• _課題のねらい_
エントリの先頭から「close-button[interactable]: Close <box>329」を含む行までのすべてを、両端の行も含めて「番号」と「エントリ」の2列からなるMarkdownの表として示せ。空行は除くこと。

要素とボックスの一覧

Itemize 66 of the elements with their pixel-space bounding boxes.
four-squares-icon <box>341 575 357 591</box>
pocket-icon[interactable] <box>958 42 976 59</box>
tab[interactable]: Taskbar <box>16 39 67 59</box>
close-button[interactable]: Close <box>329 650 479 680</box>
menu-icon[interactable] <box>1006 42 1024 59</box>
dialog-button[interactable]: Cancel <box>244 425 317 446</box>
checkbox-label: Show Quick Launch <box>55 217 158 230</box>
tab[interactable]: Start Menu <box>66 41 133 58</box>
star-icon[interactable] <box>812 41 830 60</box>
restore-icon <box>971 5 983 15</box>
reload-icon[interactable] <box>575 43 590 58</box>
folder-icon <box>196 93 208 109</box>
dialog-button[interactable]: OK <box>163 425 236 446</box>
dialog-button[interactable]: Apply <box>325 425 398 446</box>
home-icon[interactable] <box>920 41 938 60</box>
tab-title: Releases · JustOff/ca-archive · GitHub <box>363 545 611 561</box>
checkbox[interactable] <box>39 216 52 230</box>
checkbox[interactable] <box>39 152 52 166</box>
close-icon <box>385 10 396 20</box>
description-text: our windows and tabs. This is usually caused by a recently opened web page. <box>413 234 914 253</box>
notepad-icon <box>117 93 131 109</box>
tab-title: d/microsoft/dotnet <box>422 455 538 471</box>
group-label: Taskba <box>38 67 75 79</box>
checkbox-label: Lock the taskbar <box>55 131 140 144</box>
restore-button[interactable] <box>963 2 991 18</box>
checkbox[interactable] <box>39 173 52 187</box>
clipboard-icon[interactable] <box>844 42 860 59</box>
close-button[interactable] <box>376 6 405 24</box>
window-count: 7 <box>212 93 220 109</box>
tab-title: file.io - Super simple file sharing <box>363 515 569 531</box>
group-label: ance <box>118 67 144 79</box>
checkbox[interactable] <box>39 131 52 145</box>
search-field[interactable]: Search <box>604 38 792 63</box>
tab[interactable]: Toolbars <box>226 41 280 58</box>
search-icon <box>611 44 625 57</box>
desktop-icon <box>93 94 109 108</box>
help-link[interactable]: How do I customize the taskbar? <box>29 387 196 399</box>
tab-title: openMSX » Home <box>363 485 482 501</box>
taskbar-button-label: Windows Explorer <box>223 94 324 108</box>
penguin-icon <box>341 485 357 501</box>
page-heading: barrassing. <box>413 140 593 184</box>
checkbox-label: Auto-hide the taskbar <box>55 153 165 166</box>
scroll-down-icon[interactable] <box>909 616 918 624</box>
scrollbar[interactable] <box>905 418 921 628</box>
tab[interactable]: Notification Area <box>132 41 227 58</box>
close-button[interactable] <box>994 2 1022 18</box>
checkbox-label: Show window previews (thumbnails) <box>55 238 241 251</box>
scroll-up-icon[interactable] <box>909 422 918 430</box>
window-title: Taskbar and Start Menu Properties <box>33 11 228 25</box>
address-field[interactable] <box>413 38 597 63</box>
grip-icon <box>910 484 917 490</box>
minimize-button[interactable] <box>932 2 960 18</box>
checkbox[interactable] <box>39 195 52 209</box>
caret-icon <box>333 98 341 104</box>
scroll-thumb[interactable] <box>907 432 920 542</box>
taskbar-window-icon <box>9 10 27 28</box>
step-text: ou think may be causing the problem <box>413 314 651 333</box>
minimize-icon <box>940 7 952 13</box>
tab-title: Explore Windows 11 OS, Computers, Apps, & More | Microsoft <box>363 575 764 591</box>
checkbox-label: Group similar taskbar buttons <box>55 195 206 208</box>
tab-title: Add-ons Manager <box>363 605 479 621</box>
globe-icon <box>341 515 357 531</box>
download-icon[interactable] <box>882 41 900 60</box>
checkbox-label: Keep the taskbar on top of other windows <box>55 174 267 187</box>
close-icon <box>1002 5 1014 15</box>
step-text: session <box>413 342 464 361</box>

• _この課題の解答_
| 番号 | エントリ |
|---|---|
| 1 | Itemize 66 of the elements with their pixel-space bounding boxes. |
| 2 | four-squares-icon <box>341 575 357 591</box> |
| 3 | pocket-icon[interactable] <box>958 42 976 59</box> |
| 4 | tab[interactable]: Taskbar <box>16 39 67 59</box> |
| 5 | close-button[interactable]: Close <box>329 650 479 680</box> |